(Problem to solve):
Restate the data below word for word. Skip any images it contains.
-.-.-
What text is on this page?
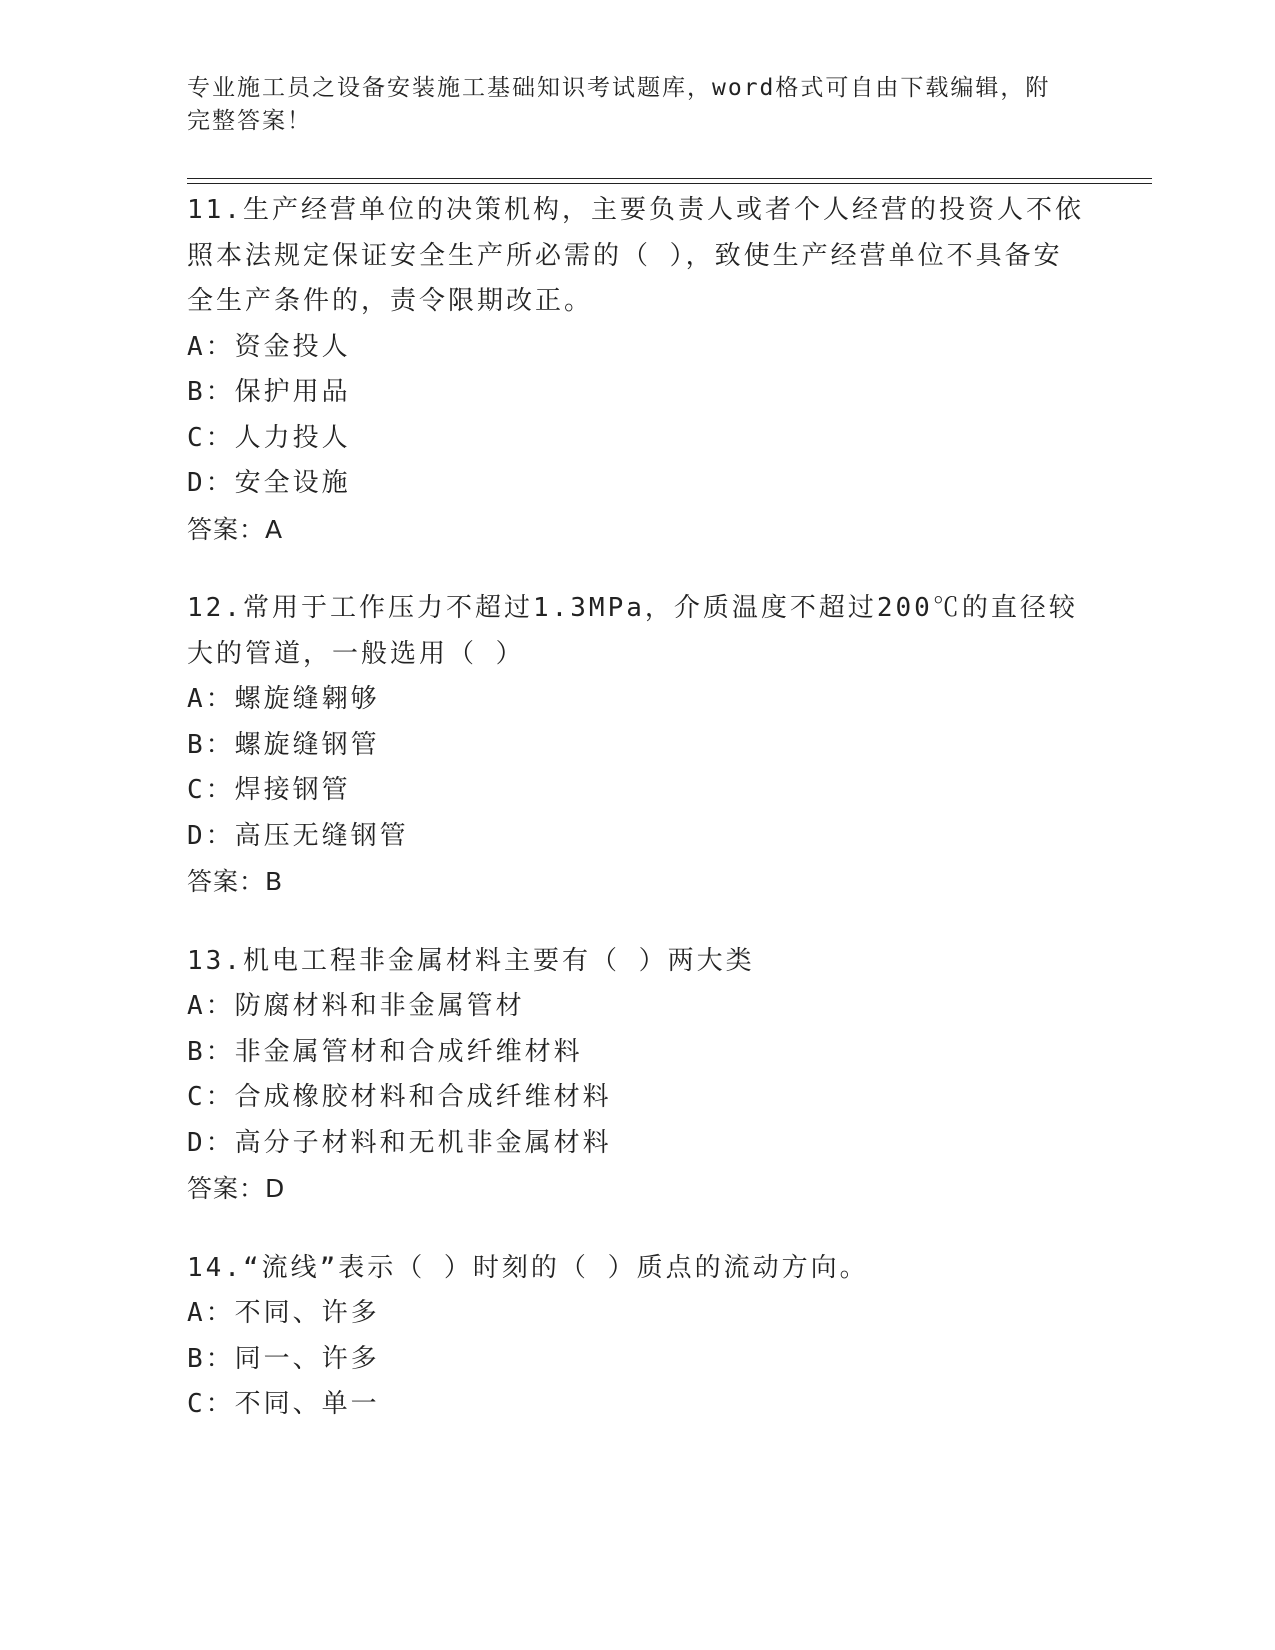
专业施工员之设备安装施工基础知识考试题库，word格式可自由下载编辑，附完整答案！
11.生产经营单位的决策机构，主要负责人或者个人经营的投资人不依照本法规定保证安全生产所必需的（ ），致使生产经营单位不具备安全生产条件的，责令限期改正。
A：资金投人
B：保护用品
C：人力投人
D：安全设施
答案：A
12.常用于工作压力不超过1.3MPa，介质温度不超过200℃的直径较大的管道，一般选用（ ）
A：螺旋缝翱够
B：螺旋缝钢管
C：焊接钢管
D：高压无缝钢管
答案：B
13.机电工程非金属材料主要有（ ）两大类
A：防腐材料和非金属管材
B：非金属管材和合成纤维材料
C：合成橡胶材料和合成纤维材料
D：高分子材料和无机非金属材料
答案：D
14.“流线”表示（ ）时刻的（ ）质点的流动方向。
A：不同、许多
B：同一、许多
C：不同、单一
-.-.-
(Response):
What text is on this page?
专业施工员之设备安装施工基础知识考试题库，word格式可自由下载编辑，附完整答案！
11.生产经营单位的决策机构，主要负责人或者个人经营的投资人不依照本法规定保证安全生产所必需的（ ），致使生产经营单位不具备安全生产条件的，责令限期改正。
A：资金投人
B：保护用品
C：人力投人
D：安全设施
答案：A
12.常用于工作压力不超过1.3MPa，介质温度不超过200℃的直径较大的管道，一般选用（ ）
A：螺旋缝翱够
B：螺旋缝钢管
C：焊接钢管
D：高压无缝钢管
答案：B
13.机电工程非金属材料主要有（ ）两大类
A：防腐材料和非金属管材
B：非金属管材和合成纤维材料
C：合成橡胶材料和合成纤维材料
D：高分子材料和无机非金属材料
答案：D
14.“流线”表示（ ）时刻的（ ）质点的流动方向。
A：不同、许多
B：同一、许多
C：不同、单一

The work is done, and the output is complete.